Below are records; print only the lines from the line containing "Parse this screenshot: output" to the end, both included, reproduced exactly and without the pictures.

+===+

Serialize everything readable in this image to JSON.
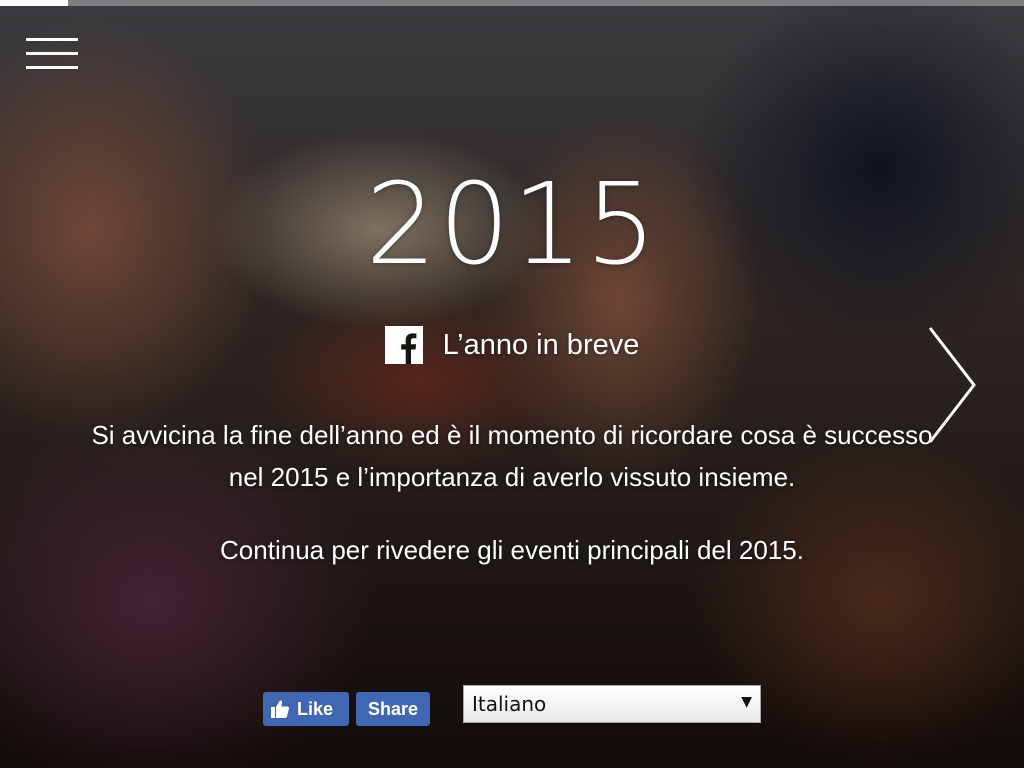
{
  "progress": {
    "fraction": 0.066
  },
  "menu": {
    "icon": "hamburger-menu-icon"
  },
  "hero": {
    "year": "2015",
    "brand_icon": "facebook-logo-icon",
    "brand_title": "L’anno in breve",
    "intro_line1": "Si avvicina la fine dell’anno ed è il momento di ricordare cosa è successo",
    "intro_line2": "nel 2015 e l’importanza di averlo vissuto insieme.",
    "continue_text": "Continua per rivedere gli eventi principali del 2015."
  },
  "navigation": {
    "next_icon": "chevron-right-icon"
  },
  "social": {
    "like_label": "Like",
    "like_icon": "thumbs-up-icon",
    "share_label": "Share",
    "button_color": "#4267b2"
  },
  "language": {
    "selected": "Italiano",
    "arrow": "▼"
  }
}
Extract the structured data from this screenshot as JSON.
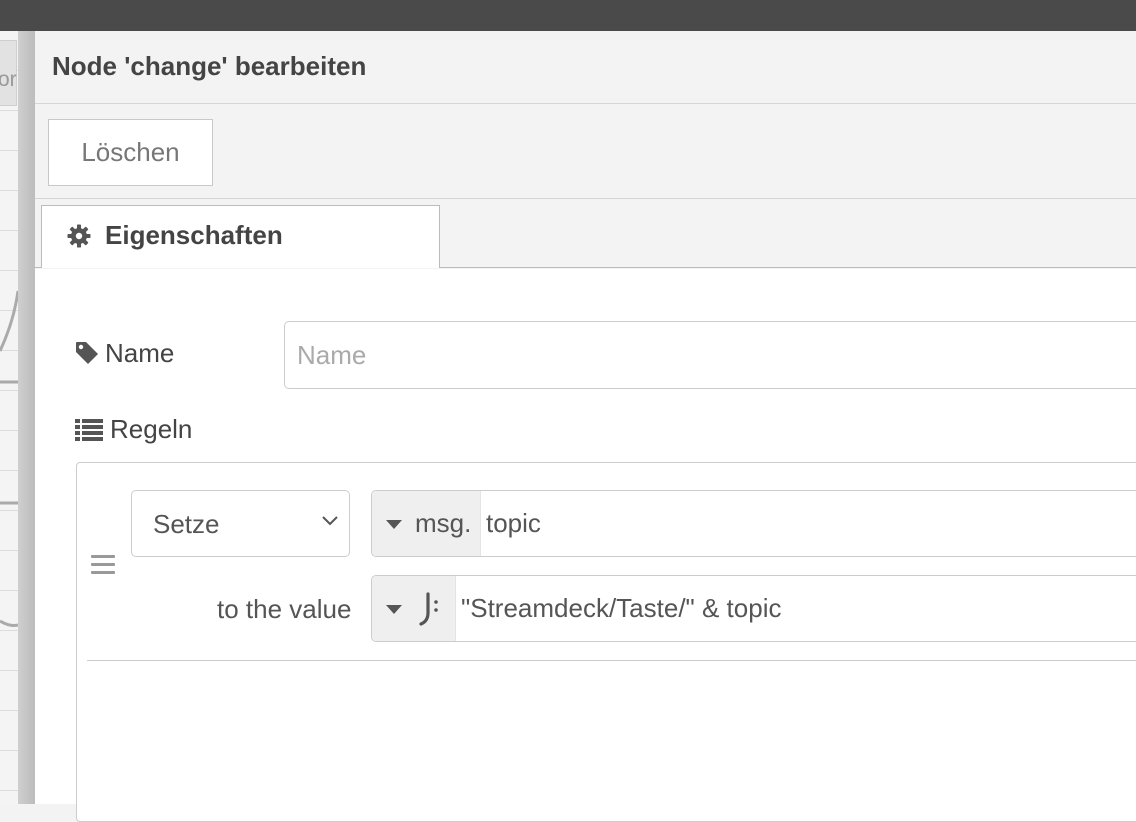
{
  "workspace": {
    "tab_fragment": "or"
  },
  "tray": {
    "title": "Node 'change' bearbeiten",
    "delete_button": "Löschen",
    "tabs": [
      {
        "label": "Eigenschaften",
        "icon": "gear-icon"
      }
    ]
  },
  "properties": {
    "name_label": "Name",
    "name_icon": "tag-icon",
    "name_placeholder": "Name",
    "name_value": "",
    "rules_label": "Regeln",
    "rules_icon": "list-icon"
  },
  "rules": [
    {
      "action": "Setze",
      "property_type": "msg.",
      "property_value": "topic",
      "to_label": "to the value",
      "value_type_icon": "jsonata-icon",
      "value": "\"Streamdeck/Taste/\" & topic"
    }
  ],
  "colors": {
    "topbar": "#4a4a4a",
    "tray_bg": "#f3f3f3",
    "content_bg": "#ffffff",
    "border": "#cccccc"
  }
}
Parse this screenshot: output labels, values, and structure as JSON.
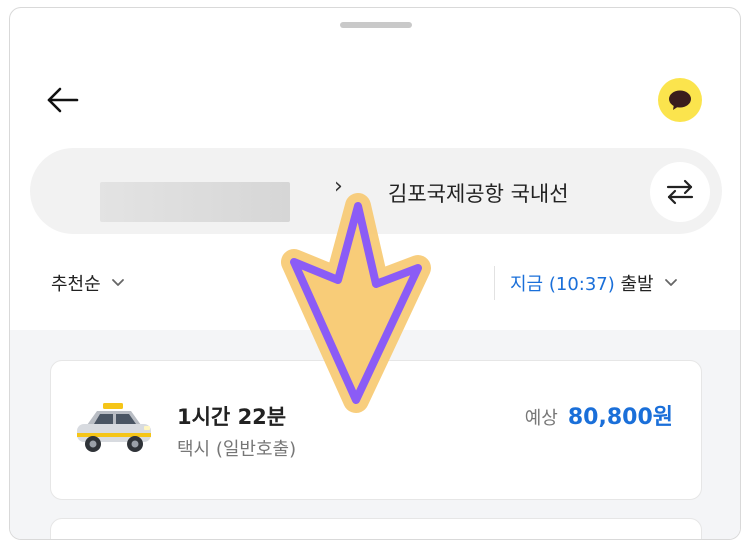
{
  "route": {
    "destination": "김포국제공항 국내선",
    "separator": "›"
  },
  "filters": {
    "sort_label": "추천순",
    "time_prefix": "지금 (10:37)",
    "time_suffix": "출발"
  },
  "result": {
    "duration": "1시간 22분",
    "mode": "택시 (일반호출)",
    "fare_label": "예상",
    "fare_value": "80,800원"
  },
  "icons": {
    "back": "arrow-left-icon",
    "kakao": "kakaotalk-icon",
    "swap": "swap-arrows-icon",
    "taxi": "taxi-icon",
    "chevron": "chevron-down-icon"
  },
  "colors": {
    "accent": "#1a6fd9",
    "kakao_yellow": "#fbe44d",
    "annotation_fill": "#f8cc78",
    "annotation_stroke": "#8b5cf6"
  }
}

+===+

**Response to the task:**
Parse this screenshot: output labels, values, and structure as JSON.
{
  "route": {
    "destination": "김포국제공항 국내선",
    "separator": "›"
  },
  "filters": {
    "sort_label": "추천순",
    "time_prefix": "지금 (10:37)",
    "time_suffix": "출발"
  },
  "result": {
    "duration": "1시간 22분",
    "mode": "택시 (일반호출)",
    "fare_label": "예상",
    "fare_value": "80,800원"
  },
  "icons": {
    "back": "arrow-left-icon",
    "kakao": "kakaotalk-icon",
    "swap": "swap-arrows-icon",
    "taxi": "taxi-icon",
    "chevron": "chevron-down-icon"
  },
  "colors": {
    "accent": "#1a6fd9",
    "kakao_yellow": "#fbe44d",
    "annotation_fill": "#f8cc78",
    "annotation_stroke": "#8b5cf6"
  }
}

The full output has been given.